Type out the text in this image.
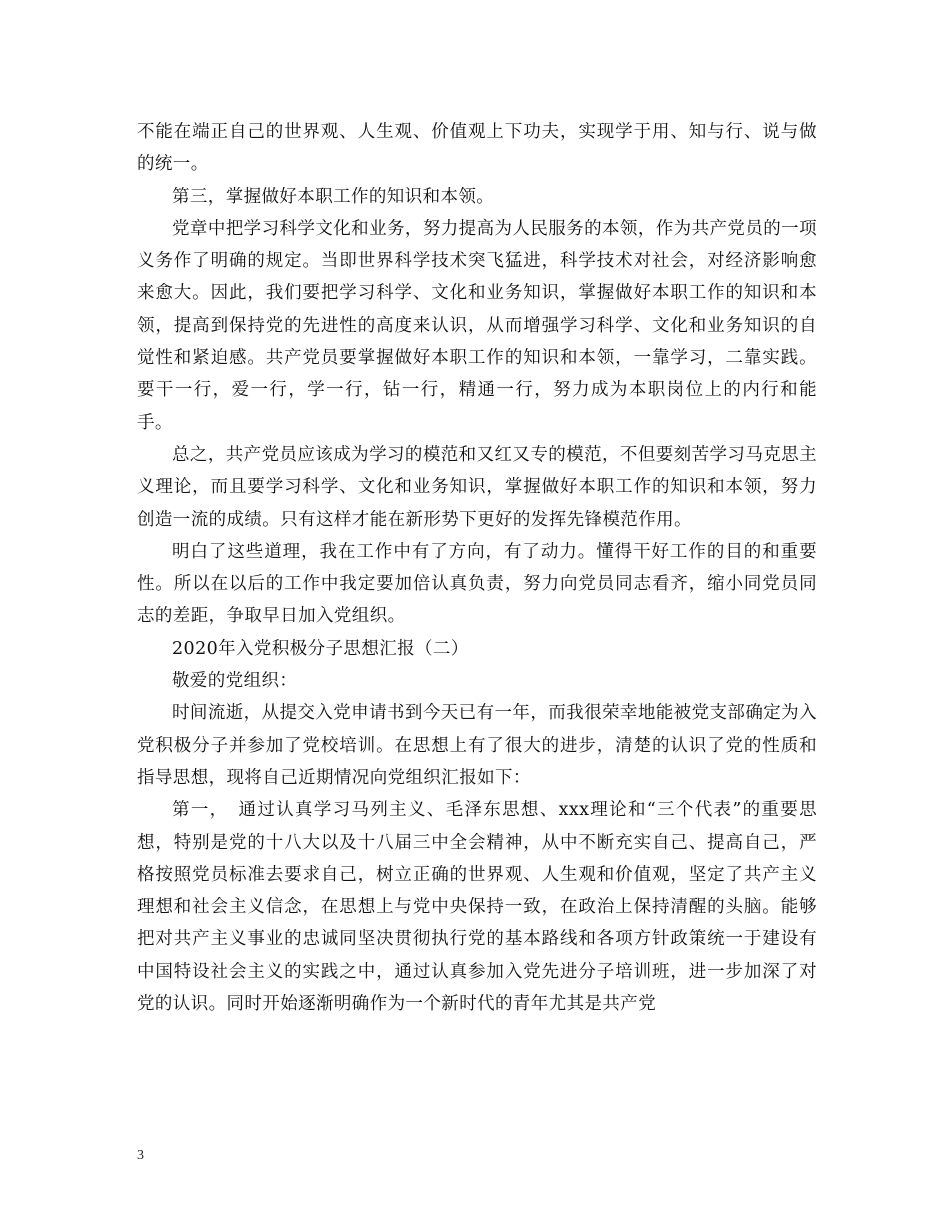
不能在端正自己的世界观、人生观、价值观上下功夫，实现学于用、知与行、说与做的统一。

第三，掌握做好本职工作的知识和本领。

党章中把学习科学文化和业务，努力提高为人民服务的本领，作为共产党员的一项义务作了明确的规定。当即世界科学技术突飞猛进，科学技术对社会，对经济影响愈来愈大。因此，我们要把学习科学、文化和业务知识，掌握做好本职工作的知识和本领，提高到保持党的先进性的高度来认识，从而增强学习科学、文化和业务知识的自觉性和紧迫感。共产党员要掌握做好本职工作的知识和本领，一靠学习，二靠实践。要干一行，爱一行，学一行，钻一行，精通一行，努力成为本职岗位上的内行和能手。

总之，共产党员应该成为学习的模范和又红又专的模范，不但要刻苦学习马克思主义理论，而且要学习科学、文化和业务知识，掌握做好本职工作的知识和本领，努力创造一流的成绩。只有这样才能在新形势下更好的发挥先锋模范作用。

明白了这些道理，我在工作中有了方向，有了动力。懂得干好工作的目的和重要性。所以在以后的工作中我定要加倍认真负责，努力向党员同志看齐，缩小同党员同志的差距，争取早日加入党组织。

2020年入党积极分子思想汇报（二）

敬爱的党组织：

时间流逝，从提交入党申请书到今天已有一年，而我很荣幸地能被党支部确定为入党积极分子并参加了党校培训。在思想上有了很大的进步，清楚的认识了党的性质和指导思想，现将自己近期情况向党组织汇报如下：

第一，　通过认真学习马列主义、毛泽东思想、xxx理论和“三个代表”的重要思想，特别是党的十八大以及十八届三中全会精神，从中不断充实自己、提高自己，严格按照党员标准去要求自己，树立正确的世界观、人生观和价值观，坚定了共产主义理想和社会主义信念，在思想上与党中央保持一致，在政治上保持清醒的头脑。能够把对共产主义事业的忠诚同坚决贯彻执行党的基本路线和各项方针政策统一于建设有中国特设社会主义的实践之中，通过认真参加入党先进分子培训班，进一步加深了对党的认识。同时开始逐渐明确作为一个新时代的青年尤其是共产党

3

◆ **Requirements**
Transcribe every line in the entries above, taking out only the images.

◆ **Result of this exercise**
Type out the text in this image.
不能在端正自己的世界观、人生观、价值观上下功夫，实现学于用、知与行、说与做的统一。

第三，掌握做好本职工作的知识和本领。

党章中把学习科学文化和业务，努力提高为人民服务的本领，作为共产党员的一项义务作了明确的规定。当即世界科学技术突飞猛进，科学技术对社会，对经济影响愈来愈大。因此，我们要把学习科学、文化和业务知识，掌握做好本职工作的知识和本领，提高到保持党的先进性的高度来认识，从而增强学习科学、文化和业务知识的自觉性和紧迫感。共产党员要掌握做好本职工作的知识和本领，一靠学习，二靠实践。要干一行，爱一行，学一行，钻一行，精通一行，努力成为本职岗位上的内行和能手。

总之，共产党员应该成为学习的模范和又红又专的模范，不但要刻苦学习马克思主义理论，而且要学习科学、文化和业务知识，掌握做好本职工作的知识和本领，努力创造一流的成绩。只有这样才能在新形势下更好的发挥先锋模范作用。

明白了这些道理，我在工作中有了方向，有了动力。懂得干好工作的目的和重要性。所以在以后的工作中我定要加倍认真负责，努力向党员同志看齐，缩小同党员同志的差距，争取早日加入党组织。

2020年入党积极分子思想汇报（二）

敬爱的党组织：

时间流逝，从提交入党申请书到今天已有一年，而我很荣幸地能被党支部确定为入党积极分子并参加了党校培训。在思想上有了很大的进步，清楚的认识了党的性质和指导思想，现将自己近期情况向党组织汇报如下：

第一，　通过认真学习马列主义、毛泽东思想、xxx理论和“三个代表”的重要思想，特别是党的十八大以及十八届三中全会精神，从中不断充实自己、提高自己，严格按照党员标准去要求自己，树立正确的世界观、人生观和价值观，坚定了共产主义理想和社会主义信念，在思想上与党中央保持一致，在政治上保持清醒的头脑。能够把对共产主义事业的忠诚同坚决贯彻执行党的基本路线和各项方针政策统一于建设有中国特设社会主义的实践之中，通过认真参加入党先进分子培训班，进一步加深了对党的认识。同时开始逐渐明确作为一个新时代的青年尤其是共产党

3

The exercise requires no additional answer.